─── Provided data
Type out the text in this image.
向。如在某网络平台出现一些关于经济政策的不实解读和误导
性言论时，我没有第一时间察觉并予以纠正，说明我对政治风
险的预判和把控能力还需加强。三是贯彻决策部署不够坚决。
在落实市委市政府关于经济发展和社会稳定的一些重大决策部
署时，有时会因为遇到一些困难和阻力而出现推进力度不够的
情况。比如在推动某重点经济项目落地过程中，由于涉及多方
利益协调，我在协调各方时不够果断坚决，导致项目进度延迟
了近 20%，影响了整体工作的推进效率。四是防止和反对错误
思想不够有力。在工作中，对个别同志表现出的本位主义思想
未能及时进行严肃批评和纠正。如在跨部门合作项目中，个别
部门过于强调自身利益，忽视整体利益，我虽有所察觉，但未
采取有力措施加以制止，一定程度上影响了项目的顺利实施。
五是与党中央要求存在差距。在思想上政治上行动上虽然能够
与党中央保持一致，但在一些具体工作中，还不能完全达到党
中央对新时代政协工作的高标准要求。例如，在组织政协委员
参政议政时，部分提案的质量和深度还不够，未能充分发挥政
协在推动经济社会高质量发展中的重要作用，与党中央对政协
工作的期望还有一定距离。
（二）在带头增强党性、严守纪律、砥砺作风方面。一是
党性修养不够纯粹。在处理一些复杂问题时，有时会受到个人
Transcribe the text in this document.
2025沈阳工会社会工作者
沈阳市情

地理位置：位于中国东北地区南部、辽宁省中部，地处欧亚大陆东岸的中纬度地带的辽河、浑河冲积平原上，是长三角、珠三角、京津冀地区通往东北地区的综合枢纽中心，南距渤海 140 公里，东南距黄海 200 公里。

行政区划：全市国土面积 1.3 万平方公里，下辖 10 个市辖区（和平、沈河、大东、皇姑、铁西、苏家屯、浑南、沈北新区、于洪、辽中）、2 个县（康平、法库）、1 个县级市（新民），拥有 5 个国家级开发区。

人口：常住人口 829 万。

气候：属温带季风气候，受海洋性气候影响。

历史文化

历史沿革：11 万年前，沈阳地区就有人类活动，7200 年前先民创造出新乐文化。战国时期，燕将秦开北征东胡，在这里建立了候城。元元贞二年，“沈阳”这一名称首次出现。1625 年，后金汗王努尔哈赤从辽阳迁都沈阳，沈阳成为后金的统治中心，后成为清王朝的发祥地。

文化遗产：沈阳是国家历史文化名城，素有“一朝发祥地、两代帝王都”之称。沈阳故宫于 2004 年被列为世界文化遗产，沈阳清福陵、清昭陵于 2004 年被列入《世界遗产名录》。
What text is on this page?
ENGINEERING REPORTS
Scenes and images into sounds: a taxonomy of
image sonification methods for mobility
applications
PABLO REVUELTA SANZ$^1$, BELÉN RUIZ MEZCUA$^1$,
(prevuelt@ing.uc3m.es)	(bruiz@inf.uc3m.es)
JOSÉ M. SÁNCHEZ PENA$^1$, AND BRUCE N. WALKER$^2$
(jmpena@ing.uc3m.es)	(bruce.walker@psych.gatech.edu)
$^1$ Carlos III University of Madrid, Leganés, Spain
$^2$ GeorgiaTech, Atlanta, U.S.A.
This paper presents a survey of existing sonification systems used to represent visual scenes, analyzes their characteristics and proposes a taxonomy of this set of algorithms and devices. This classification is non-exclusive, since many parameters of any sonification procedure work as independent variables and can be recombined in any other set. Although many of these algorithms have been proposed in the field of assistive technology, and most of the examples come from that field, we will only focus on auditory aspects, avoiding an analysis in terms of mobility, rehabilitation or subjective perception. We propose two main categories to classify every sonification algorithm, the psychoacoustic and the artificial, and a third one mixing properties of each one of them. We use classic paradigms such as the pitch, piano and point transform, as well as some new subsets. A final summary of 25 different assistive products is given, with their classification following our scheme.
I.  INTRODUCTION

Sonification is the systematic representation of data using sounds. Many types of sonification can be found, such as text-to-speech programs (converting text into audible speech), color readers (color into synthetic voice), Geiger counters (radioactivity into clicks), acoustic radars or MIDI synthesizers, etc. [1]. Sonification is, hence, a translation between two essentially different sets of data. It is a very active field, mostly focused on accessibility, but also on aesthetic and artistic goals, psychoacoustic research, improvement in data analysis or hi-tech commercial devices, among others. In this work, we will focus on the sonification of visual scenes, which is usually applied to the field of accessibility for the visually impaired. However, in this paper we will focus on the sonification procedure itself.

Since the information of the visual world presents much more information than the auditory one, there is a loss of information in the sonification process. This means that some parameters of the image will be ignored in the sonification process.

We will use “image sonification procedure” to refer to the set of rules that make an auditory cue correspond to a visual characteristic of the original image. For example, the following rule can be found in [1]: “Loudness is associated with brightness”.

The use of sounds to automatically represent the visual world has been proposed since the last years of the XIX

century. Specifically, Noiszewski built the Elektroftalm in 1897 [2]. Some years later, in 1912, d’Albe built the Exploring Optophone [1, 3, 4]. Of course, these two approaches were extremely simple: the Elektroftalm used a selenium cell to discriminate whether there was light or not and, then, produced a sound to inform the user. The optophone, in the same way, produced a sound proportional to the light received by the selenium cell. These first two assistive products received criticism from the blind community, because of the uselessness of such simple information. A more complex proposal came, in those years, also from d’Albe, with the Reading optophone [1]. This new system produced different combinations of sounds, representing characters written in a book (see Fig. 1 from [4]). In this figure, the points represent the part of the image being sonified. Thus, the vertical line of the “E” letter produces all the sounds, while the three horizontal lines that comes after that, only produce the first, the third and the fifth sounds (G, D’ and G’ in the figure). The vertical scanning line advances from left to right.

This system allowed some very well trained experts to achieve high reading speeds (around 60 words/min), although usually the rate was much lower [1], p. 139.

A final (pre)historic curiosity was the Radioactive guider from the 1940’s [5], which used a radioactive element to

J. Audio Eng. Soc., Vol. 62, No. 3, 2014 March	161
──────
**Written exercise:**
Repeat the preceding lines exactly, please, every one of them.

**Solution:**
Type out the text in this image.
向。如在某网络平台出现一些关于经济政策的不实解读和误导
性言论时，我没有第一时间察觉并予以纠正，说明我对政治风
险的预判和把控能力还需加强。三是贯彻决策部署不够坚决。
在落实市委市政府关于经济发展和社会稳定的一些重大决策部
署时，有时会因为遇到一些困难和阻力而出现推进力度不够的
情况。比如在推动某重点经济项目落地过程中，由于涉及多方
利益协调，我在协调各方时不够果断坚决，导致项目进度延迟
了近 20%，影响了整体工作的推进效率。四是防止和反对错误
思想不够有力。在工作中，对个别同志表现出的本位主义思想
未能及时进行严肃批评和纠正。如在跨部门合作项目中，个别
部门过于强调自身利益，忽视整体利益，我虽有所察觉，但未
采取有力措施加以制止，一定程度上影响了项目的顺利实施。
五是与党中央要求存在差距。在思想上政治上行动上虽然能够
与党中央保持一致，但在一些具体工作中，还不能完全达到党
中央对新时代政协工作的高标准要求。例如，在组织政协委员
参政议政时，部分提案的质量和深度还不够，未能充分发挥政
协在推动经济社会高质量发展中的重要作用，与党中央对政协
工作的期望还有一定距离。
（二）在带头增强党性、严守纪律、砥砺作风方面。一是
党性修养不够纯粹。在处理一些复杂问题时，有时会受到个人
Transcribe the text in this document.
2025沈阳工会社会工作者
沈阳市情

地理位置：位于中国东北地区南部、辽宁省中部，地处欧亚大陆东岸的中纬度地带的辽河、浑河冲积平原上，是长三角、珠三角、京津冀地区通往东北地区的综合枢纽中心，南距渤海 140 公里，东南距黄海 200 公里。

行政区划：全市国土面积 1.3 万平方公里，下辖 10 个市辖区（和平、沈河、大东、皇姑、铁西、苏家屯、浑南、沈北新区、于洪、辽中）、2 个县（康平、法库）、1 个县级市（新民），拥有 5 个国家级开发区。

人口：常住人口 829 万。

气候：属温带季风气候，受海洋性气候影响。

历史文化

历史沿革：11 万年前，沈阳地区就有人类活动，7200 年前先民创造出新乐文化。战国时期，燕将秦开北征东胡，在这里建立了候城。元元贞二年，“沈阳”这一名称首次出现。1625 年，后金汗王努尔哈赤从辽阳迁都沈阳，沈阳成为后金的统治中心，后成为清王朝的发祥地。

文化遗产：沈阳是国家历史文化名城，素有“一朝发祥地、两代帝王都”之称。沈阳故宫于 2004 年被列为世界文化遗产，沈阳清福陵、清昭陵于 2004 年被列入《世界遗产名录》。
What text is on this page?
ENGINEERING REPORTS
Scenes and images into sounds: a taxonomy of
image sonification methods for mobility
applications
PABLO REVUELTA SANZ$^1$, BELÉN RUIZ MEZCUA$^1$,
(prevuelt@ing.uc3m.es)	(bruiz@inf.uc3m.es)
JOSÉ M. SÁNCHEZ PENA$^1$, AND BRUCE N. WALKER$^2$
(jmpena@ing.uc3m.es)	(bruce.walker@psych.gatech.edu)
$^1$ Carlos III University of Madrid, Leganés, Spain
$^2$ GeorgiaTech, Atlanta, U.S.A.
This paper presents a survey of existing sonification systems used to represent visual scenes, analyzes their characteristics and proposes a taxonomy of this set of algorithms and devices. This classification is non-exclusive, since many parameters of any sonification procedure work as independent variables and can be recombined in any other set. Although many of these algorithms have been proposed in the field of assistive technology, and most of the examples come from that field, we will only focus on auditory aspects, avoiding an analysis in terms of mobility, rehabilitation or subjective perception. We propose two main categories to classify every sonification algorithm, the psychoacoustic and the artificial, and a third one mixing properties of each one of them. We use classic paradigms such as the pitch, piano and point transform, as well as some new subsets. A final summary of 25 different assistive products is given, with their classification following our scheme.
I.  INTRODUCTION

Sonification is the systematic representation of data using sounds. Many types of sonification can be found, such as text-to-speech programs (converting text into audible speech), color readers (color into synthetic voice), Geiger counters (radioactivity into clicks), acoustic radars or MIDI synthesizers, etc. [1]. Sonification is, hence, a translation between two essentially different sets of data. It is a very active field, mostly focused on accessibility, but also on aesthetic and artistic goals, psychoacoustic research, improvement in data analysis or hi-tech commercial devices, among others. In this work, we will focus on the sonification of visual scenes, which is usually applied to the field of accessibility for the visually impaired. However, in this paper we will focus on the sonification procedure itself.

Since the information of the visual world presents much more information than the auditory one, there is a loss of information in the sonification process. This means that some parameters of the image will be ignored in the sonification process.

We will use “image sonification procedure” to refer to the set of rules that make an auditory cue correspond to a visual characteristic of the original image. For example, the following rule can be found in [1]: “Loudness is associated with brightness”.

The use of sounds to automatically represent the visual world has been proposed since the last years of the XIX

century. Specifically, Noiszewski built the Elektroftalm in 1897 [2]. Some years later, in 1912, d’Albe built the Exploring Optophone [1, 3, 4]. Of course, these two approaches were extremely simple: the Elektroftalm used a selenium cell to discriminate whether there was light or not and, then, produced a sound to inform the user. The optophone, in the same way, produced a sound proportional to the light received by the selenium cell. These first two assistive products received criticism from the blind community, because of the uselessness of such simple information. A more complex proposal came, in those years, also from d’Albe, with the Reading optophone [1]. This new system produced different combinations of sounds, representing characters written in a book (see Fig. 1 from [4]). In this figure, the points represent the part of the image being sonified. Thus, the vertical line of the “E” letter produces all the sounds, while the three horizontal lines that comes after that, only produce the first, the third and the fifth sounds (G, D’ and G’ in the figure). The vertical scanning line advances from left to right.

This system allowed some very well trained experts to achieve high reading speeds (around 60 words/min), although usually the rate was much lower [1], p. 139.

A final (pre)historic curiosity was the Radioactive guider from the 1940’s [5], which used a radioactive element to

J. Audio Eng. Soc., Vol. 62, No. 3, 2014 March	161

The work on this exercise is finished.